**Data lines**:
.....

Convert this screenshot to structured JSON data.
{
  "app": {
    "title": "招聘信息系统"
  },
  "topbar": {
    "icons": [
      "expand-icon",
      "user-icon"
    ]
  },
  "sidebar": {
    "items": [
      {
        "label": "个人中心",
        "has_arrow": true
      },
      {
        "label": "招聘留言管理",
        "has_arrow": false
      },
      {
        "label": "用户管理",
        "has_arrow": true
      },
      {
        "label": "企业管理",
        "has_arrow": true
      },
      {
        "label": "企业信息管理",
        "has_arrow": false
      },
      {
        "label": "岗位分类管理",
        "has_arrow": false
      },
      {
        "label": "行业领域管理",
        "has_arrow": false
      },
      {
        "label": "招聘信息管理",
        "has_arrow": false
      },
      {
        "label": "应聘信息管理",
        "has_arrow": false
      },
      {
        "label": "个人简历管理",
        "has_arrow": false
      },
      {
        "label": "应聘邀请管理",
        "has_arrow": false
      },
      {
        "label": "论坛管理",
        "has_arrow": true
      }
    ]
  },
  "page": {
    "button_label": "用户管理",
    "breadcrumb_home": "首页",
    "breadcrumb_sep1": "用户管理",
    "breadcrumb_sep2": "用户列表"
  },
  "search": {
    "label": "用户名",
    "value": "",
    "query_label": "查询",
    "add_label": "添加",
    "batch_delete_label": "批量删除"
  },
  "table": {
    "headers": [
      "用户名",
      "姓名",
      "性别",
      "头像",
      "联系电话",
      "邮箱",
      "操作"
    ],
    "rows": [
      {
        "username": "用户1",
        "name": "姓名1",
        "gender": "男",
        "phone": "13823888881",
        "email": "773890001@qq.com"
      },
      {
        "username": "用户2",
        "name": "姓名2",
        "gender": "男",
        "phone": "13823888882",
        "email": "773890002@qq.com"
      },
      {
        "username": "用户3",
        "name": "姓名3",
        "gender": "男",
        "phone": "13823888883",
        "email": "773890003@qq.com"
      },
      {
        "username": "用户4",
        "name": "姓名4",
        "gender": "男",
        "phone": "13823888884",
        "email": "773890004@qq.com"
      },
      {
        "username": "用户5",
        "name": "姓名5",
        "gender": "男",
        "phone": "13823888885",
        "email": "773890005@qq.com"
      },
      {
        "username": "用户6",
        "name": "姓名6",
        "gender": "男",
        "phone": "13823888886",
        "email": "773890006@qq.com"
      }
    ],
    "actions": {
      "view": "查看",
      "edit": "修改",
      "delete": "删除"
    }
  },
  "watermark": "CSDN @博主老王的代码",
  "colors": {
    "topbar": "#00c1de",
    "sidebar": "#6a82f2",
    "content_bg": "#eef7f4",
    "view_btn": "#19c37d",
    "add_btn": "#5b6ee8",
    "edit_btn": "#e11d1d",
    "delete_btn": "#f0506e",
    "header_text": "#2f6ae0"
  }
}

.....

**What the task asks**: Print every record exactly as it was given.

**Output**:
Convert this screenshot to structured JSON data.
{
  "app": {
    "title": "招聘信息系统"
  },
  "topbar": {
    "icons": [
      "expand-icon",
      "user-icon"
    ]
  },
  "sidebar": {
    "items": [
      {
        "label": "个人中心",
        "has_arrow": true
      },
      {
        "label": "招聘留言管理",
        "has_arrow": false
      },
      {
        "label": "用户管理",
        "has_arrow": true
      },
      {
        "label": "企业管理",
        "has_arrow": true
      },
      {
        "label": "企业信息管理",
        "has_arrow": false
      },
      {
        "label": "岗位分类管理",
        "has_arrow": false
      },
      {
        "label": "行业领域管理",
        "has_arrow": false
      },
      {
        "label": "招聘信息管理",
        "has_arrow": false
      },
      {
        "label": "应聘信息管理",
        "has_arrow": false
      },
      {
        "label": "个人简历管理",
        "has_arrow": false
      },
      {
        "label": "应聘邀请管理",
        "has_arrow": false
      },
      {
        "label": "论坛管理",
        "has_arrow": true
      }
    ]
  },
  "page": {
    "button_label": "用户管理",
    "breadcrumb_home": "首页",
    "breadcrumb_sep1": "用户管理",
    "breadcrumb_sep2": "用户列表"
  },
  "search": {
    "label": "用户名",
    "value": "",
    "query_label": "查询",
    "add_label": "添加",
    "batch_delete_label": "批量删除"
  },
  "table": {
    "headers": [
      "用户名",
      "姓名",
      "性别",
      "头像",
      "联系电话",
      "邮箱",
      "操作"
    ],
    "rows": [
      {
        "username": "用户1",
        "name": "姓名1",
        "gender": "男",
        "phone": "13823888881",
        "email": "773890001@qq.com"
      },
      {
        "username": "用户2",
        "name": "姓名2",
        "gender": "男",
        "phone": "13823888882",
        "email": "773890002@qq.com"
      },
      {
        "username": "用户3",
        "name": "姓名3",
        "gender": "男",
        "phone": "13823888883",
        "email": "773890003@qq.com"
      },
      {
        "username": "用户4",
        "name": "姓名4",
        "gender": "男",
        "phone": "13823888884",
        "email": "773890004@qq.com"
      },
      {
        "username": "用户5",
        "name": "姓名5",
        "gender": "男",
        "phone": "13823888885",
        "email": "773890005@qq.com"
      },
      {
        "username": "用户6",
        "name": "姓名6",
        "gender": "男",
        "phone": "13823888886",
        "email": "773890006@qq.com"
      }
    ],
    "actions": {
      "view": "查看",
      "edit": "修改",
      "delete": "删除"
    }
  },
  "watermark": "CSDN @博主老王的代码",
  "colors": {
    "topbar": "#00c1de",
    "sidebar": "#6a82f2",
    "content_bg": "#eef7f4",
    "view_btn": "#19c37d",
    "add_btn": "#5b6ee8",
    "edit_btn": "#e11d1d",
    "delete_btn": "#f0506e",
    "header_text": "#2f6ae0"
  }
}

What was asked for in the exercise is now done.